>> begin ENTRIES

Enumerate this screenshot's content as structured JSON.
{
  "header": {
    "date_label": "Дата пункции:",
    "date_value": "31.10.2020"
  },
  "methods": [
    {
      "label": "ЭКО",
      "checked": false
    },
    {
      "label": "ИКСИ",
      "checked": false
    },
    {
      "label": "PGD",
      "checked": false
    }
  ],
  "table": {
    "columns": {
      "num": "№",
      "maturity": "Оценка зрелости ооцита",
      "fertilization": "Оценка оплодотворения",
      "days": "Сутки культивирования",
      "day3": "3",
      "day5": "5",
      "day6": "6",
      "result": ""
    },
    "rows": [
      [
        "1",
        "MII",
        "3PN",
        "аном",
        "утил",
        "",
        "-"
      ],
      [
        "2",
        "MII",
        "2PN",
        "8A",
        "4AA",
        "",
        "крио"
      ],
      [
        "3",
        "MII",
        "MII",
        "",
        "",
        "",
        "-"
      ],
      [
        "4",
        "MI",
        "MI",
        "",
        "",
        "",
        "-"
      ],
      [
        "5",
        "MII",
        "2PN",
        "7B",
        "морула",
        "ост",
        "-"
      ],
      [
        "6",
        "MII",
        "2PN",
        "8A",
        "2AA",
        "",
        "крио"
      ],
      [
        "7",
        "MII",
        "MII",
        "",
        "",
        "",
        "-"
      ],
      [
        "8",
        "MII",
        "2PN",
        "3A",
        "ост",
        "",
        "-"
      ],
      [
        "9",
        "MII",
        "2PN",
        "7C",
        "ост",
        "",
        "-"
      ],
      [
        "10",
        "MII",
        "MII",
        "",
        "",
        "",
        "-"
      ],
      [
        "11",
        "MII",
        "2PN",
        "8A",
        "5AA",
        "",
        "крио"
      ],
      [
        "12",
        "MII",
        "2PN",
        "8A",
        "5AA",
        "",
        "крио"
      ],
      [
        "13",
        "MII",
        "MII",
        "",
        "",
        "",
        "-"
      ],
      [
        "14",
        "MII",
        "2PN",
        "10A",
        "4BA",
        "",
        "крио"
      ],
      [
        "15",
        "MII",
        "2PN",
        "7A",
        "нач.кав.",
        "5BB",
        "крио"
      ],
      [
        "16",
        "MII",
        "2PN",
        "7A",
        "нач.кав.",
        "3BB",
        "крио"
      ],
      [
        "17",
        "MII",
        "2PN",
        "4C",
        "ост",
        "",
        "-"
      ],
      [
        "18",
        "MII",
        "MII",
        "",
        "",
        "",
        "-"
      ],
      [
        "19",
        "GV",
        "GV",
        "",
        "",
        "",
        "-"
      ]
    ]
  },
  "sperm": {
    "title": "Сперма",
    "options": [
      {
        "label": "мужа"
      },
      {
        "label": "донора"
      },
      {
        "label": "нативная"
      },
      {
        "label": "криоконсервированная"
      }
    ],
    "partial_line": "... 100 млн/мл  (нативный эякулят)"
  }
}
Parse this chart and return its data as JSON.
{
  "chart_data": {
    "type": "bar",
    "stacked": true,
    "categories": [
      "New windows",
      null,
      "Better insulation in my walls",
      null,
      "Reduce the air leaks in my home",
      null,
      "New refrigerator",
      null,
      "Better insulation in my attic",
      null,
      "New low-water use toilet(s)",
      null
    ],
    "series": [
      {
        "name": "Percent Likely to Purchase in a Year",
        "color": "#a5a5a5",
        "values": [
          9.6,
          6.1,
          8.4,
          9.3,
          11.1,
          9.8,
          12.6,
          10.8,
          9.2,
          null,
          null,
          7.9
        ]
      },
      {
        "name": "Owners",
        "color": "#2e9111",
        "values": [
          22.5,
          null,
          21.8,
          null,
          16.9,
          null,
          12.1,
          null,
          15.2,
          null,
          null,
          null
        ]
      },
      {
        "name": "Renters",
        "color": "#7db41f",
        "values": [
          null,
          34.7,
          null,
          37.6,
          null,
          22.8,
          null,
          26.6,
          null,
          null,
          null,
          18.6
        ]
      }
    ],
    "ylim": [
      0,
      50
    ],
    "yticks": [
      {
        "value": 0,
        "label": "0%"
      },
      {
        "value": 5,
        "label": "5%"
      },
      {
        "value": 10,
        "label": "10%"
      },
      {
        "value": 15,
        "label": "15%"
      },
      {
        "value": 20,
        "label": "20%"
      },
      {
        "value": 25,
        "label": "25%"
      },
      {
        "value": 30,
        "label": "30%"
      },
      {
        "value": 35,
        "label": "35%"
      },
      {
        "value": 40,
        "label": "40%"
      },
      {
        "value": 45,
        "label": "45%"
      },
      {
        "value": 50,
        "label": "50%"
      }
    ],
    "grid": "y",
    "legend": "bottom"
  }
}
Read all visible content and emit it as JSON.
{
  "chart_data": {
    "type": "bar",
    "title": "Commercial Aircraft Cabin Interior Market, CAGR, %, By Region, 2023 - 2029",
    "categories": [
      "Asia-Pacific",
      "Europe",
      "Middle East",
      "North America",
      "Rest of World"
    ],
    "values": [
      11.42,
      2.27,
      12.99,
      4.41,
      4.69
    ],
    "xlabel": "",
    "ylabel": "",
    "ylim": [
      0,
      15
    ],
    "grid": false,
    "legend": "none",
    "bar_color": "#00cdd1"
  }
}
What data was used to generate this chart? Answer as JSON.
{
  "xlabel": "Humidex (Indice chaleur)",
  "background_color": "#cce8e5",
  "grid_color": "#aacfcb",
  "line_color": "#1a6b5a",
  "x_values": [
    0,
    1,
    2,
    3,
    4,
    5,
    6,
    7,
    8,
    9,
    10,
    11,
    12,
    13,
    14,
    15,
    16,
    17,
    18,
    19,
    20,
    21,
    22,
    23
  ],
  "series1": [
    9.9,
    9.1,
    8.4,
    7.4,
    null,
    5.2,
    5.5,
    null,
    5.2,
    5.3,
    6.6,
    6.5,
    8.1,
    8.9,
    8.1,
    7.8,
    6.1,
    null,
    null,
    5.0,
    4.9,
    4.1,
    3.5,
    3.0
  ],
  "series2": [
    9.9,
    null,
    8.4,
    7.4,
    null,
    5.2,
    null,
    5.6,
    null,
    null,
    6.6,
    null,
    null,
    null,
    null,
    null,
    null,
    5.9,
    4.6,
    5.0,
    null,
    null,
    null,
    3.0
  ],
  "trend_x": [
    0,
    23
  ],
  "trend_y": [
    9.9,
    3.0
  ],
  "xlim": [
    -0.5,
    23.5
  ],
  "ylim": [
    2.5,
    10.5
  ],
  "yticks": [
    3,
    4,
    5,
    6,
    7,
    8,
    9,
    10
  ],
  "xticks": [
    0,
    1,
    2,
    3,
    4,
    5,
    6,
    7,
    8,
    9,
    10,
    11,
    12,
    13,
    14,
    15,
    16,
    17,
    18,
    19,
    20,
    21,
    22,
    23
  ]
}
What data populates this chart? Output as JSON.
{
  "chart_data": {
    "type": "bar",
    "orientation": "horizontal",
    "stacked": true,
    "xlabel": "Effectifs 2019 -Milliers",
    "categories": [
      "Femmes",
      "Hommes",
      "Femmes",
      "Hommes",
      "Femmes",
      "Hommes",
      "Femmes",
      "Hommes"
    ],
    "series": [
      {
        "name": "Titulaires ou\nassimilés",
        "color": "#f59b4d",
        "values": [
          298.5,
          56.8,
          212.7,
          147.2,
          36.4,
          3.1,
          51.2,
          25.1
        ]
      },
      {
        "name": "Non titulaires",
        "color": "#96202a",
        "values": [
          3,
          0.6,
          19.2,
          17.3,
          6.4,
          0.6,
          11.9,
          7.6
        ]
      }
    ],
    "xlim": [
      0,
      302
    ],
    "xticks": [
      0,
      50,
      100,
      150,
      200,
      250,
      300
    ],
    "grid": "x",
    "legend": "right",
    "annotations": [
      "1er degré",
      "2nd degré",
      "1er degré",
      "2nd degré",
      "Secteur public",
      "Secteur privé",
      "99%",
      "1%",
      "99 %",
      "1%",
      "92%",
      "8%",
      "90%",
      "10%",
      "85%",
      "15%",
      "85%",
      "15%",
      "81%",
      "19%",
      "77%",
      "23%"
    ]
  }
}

>> end ENTRIES

Gather all lines from the listing above in which "xlabel" occurs.

    "xlabel": "",
  "xlabel": "Humidex (Indice chaleur)",
    "xlabel": "Effectifs 2019 -Milliers",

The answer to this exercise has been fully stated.